EXERCISE INSTRUCTIONS — What is the number of lines in the data holding the word "this"? Give that number by itself.
-- begin RECORDED INFORMATION --
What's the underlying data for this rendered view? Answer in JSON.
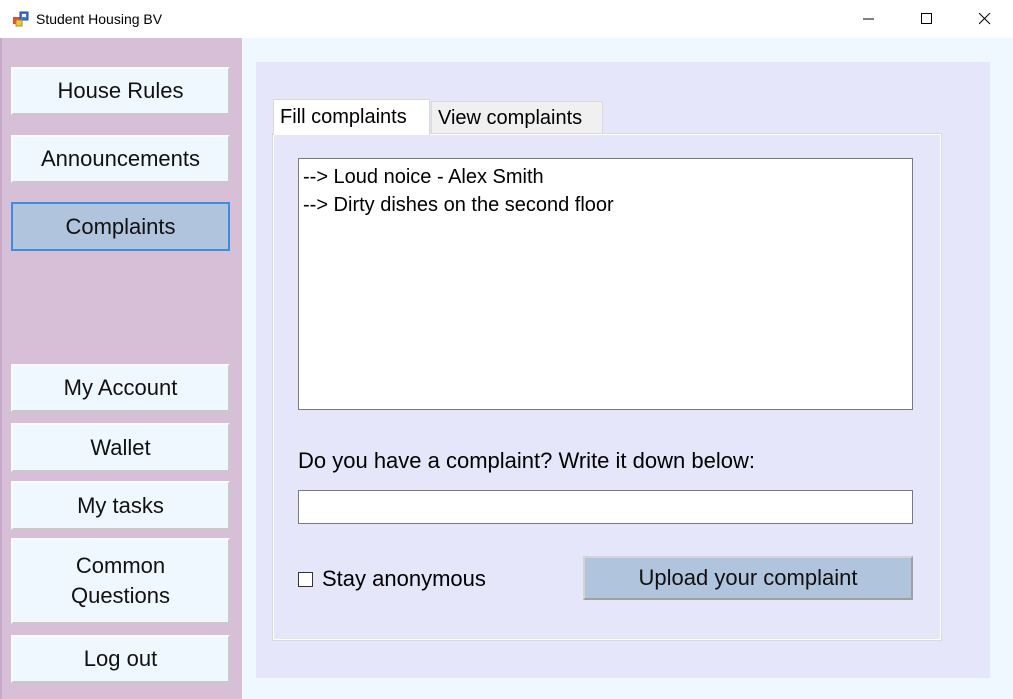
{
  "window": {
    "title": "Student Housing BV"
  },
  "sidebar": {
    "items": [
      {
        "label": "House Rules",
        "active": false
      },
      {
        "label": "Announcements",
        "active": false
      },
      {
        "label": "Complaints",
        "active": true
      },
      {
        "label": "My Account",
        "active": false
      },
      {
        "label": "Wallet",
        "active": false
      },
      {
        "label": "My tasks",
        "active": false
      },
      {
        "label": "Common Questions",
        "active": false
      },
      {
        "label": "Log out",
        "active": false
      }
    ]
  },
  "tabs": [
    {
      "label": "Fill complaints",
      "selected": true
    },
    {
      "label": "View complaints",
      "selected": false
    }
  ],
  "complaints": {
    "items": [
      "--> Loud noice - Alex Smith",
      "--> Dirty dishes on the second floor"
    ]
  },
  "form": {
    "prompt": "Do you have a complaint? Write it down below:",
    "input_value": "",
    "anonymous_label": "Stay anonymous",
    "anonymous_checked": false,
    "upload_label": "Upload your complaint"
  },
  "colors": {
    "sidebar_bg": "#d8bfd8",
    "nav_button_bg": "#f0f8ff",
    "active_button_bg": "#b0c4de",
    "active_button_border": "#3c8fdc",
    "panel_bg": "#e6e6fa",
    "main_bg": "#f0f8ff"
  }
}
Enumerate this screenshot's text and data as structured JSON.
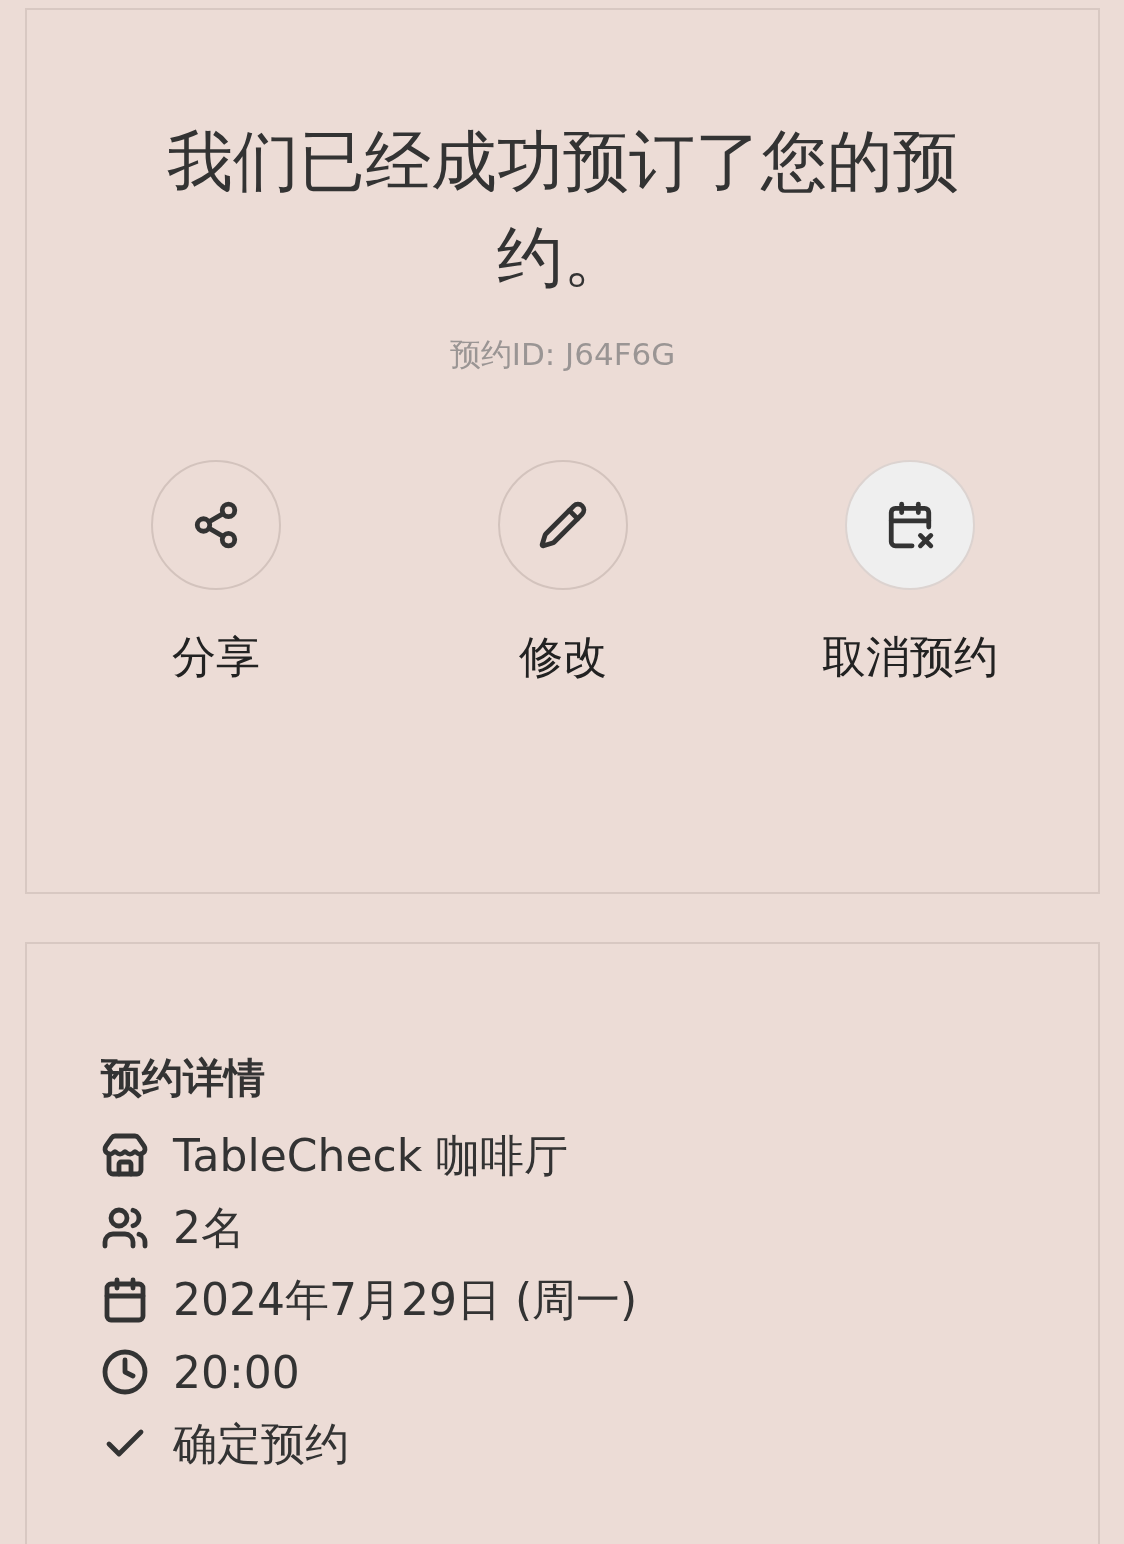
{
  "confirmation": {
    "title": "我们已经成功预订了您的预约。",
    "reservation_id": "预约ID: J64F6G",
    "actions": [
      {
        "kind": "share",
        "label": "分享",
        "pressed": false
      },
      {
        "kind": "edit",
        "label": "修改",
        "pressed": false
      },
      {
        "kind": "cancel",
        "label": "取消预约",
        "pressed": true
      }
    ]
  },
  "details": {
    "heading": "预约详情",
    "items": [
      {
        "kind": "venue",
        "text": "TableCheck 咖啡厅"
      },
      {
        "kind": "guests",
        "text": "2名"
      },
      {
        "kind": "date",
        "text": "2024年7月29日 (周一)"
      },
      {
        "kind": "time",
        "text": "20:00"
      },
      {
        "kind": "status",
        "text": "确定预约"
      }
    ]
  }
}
-- end RECORDED INFORMATION --
-- begin RECORDED INFORMATION --
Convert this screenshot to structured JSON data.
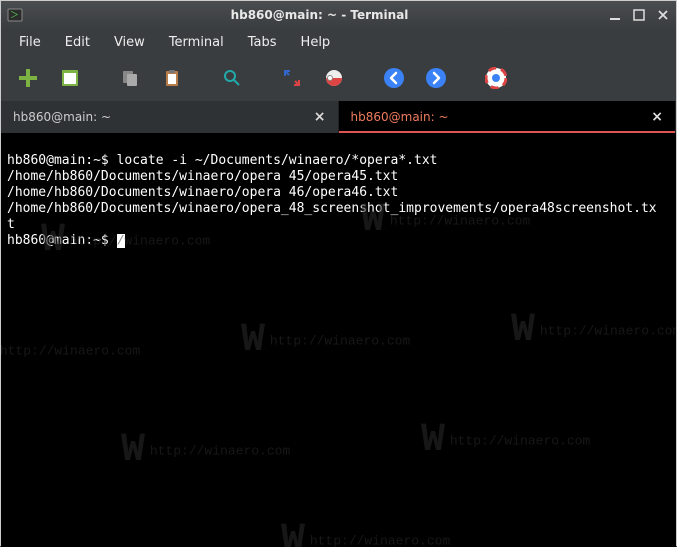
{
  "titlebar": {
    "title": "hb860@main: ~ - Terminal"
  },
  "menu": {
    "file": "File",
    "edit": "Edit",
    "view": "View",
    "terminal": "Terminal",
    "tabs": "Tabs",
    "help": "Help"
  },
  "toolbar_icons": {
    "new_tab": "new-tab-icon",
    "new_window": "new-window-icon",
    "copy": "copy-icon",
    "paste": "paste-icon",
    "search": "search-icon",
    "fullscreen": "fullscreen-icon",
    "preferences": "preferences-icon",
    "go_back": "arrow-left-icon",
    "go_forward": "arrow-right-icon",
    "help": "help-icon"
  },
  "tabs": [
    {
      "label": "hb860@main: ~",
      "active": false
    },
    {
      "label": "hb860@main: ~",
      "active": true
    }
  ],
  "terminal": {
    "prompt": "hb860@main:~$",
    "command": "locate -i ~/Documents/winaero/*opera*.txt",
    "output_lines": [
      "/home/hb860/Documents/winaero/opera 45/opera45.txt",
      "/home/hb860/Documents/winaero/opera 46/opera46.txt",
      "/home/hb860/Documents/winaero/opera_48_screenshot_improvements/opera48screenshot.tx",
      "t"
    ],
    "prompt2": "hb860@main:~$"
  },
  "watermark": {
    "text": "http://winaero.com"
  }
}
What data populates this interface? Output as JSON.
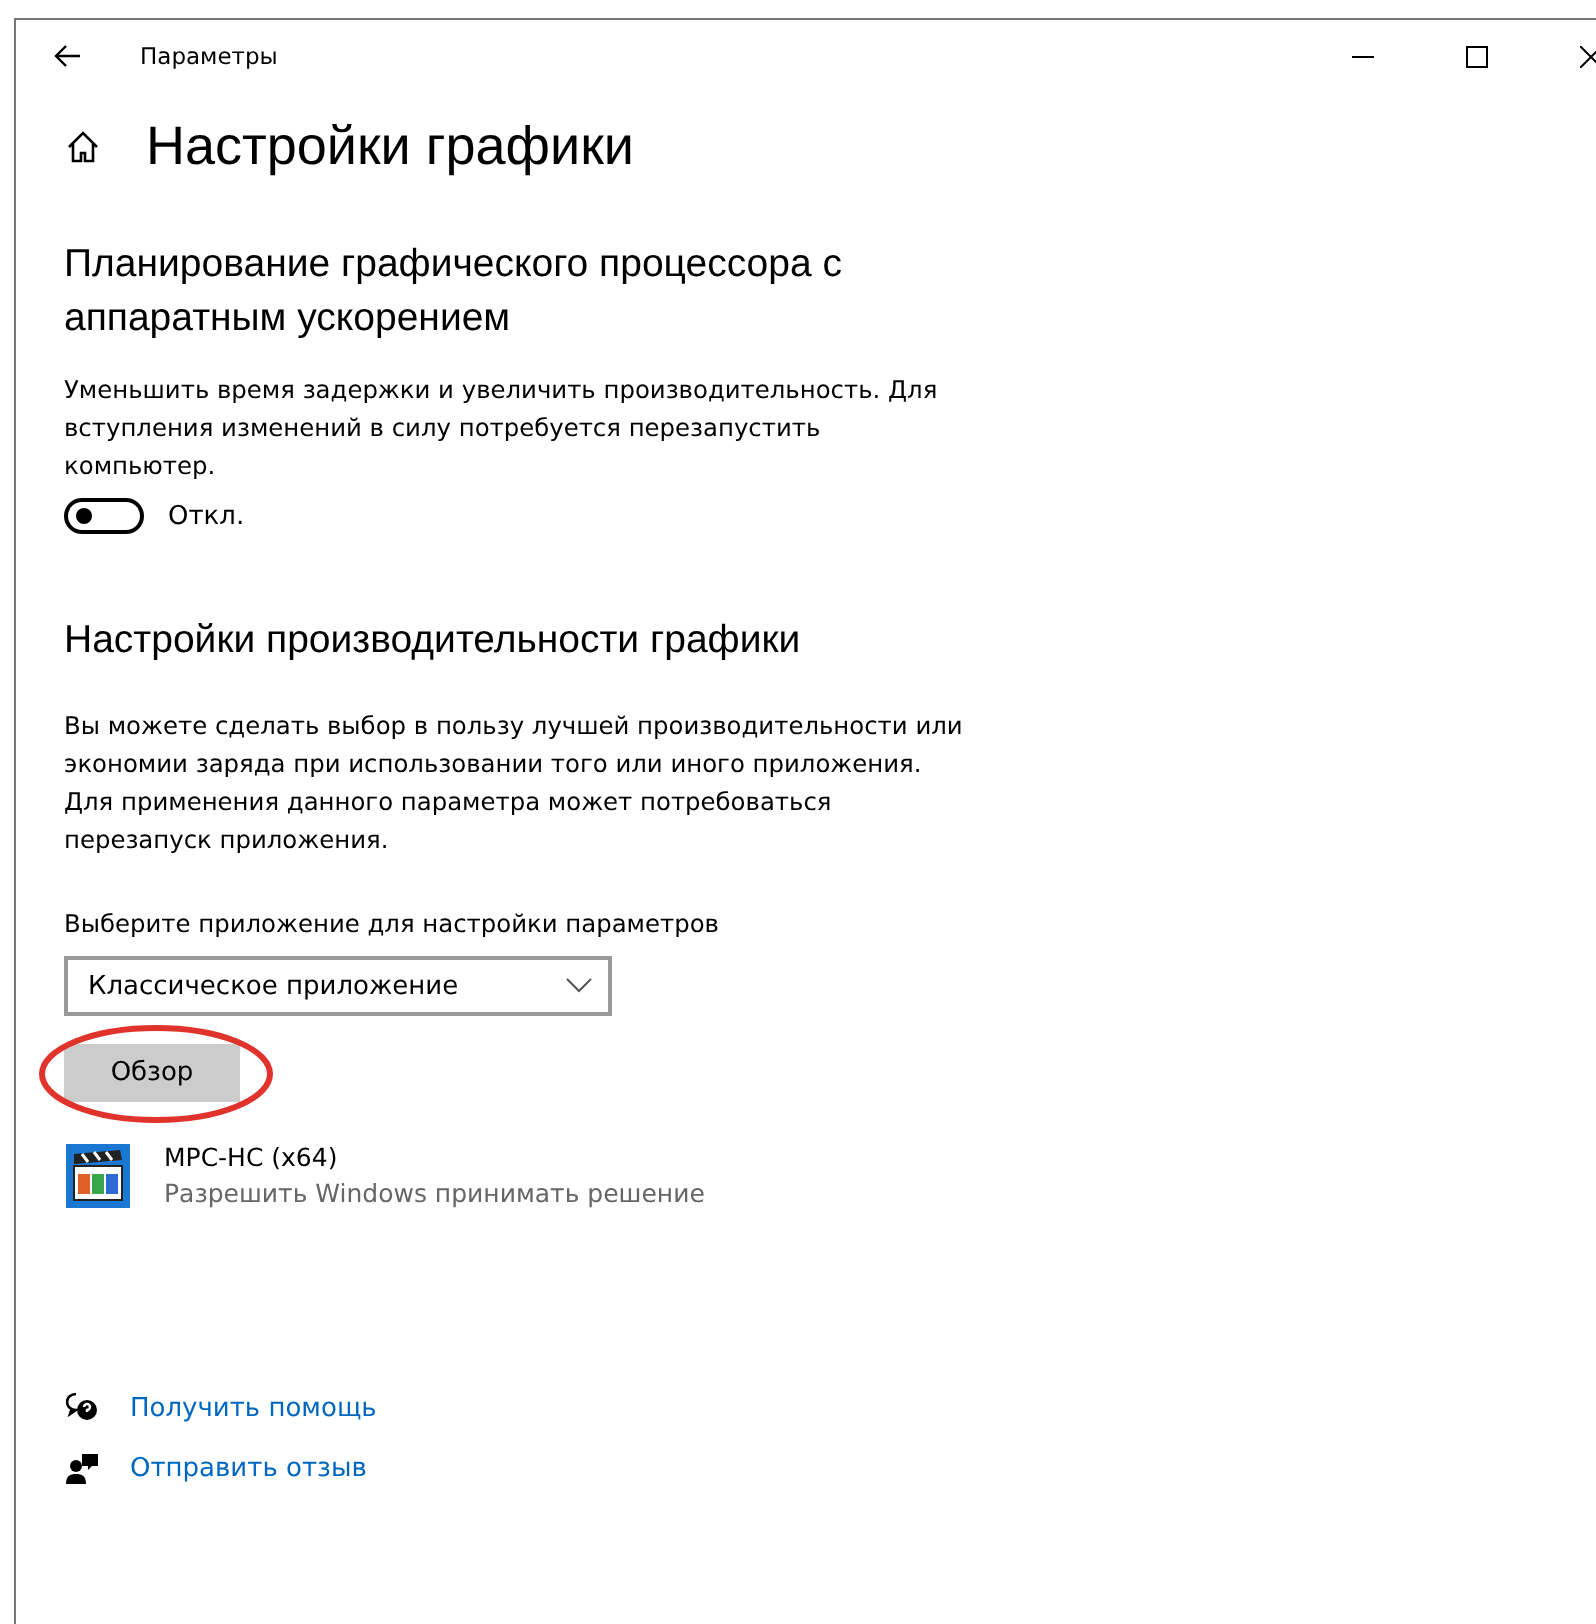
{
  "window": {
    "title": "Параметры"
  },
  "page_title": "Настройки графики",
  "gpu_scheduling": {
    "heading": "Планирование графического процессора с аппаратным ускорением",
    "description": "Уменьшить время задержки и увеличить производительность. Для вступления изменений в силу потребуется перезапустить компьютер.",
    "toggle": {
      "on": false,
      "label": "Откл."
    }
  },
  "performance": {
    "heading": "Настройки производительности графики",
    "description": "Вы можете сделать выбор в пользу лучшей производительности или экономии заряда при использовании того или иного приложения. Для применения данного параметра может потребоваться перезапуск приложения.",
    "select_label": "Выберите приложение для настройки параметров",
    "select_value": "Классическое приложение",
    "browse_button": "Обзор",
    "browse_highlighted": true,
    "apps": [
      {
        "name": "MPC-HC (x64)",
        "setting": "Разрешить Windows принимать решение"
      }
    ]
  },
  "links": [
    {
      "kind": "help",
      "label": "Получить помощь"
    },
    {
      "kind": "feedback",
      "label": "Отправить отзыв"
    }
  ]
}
-- end RECORDED INFORMATION --
SOLUTION TO THE EXERCISE — 4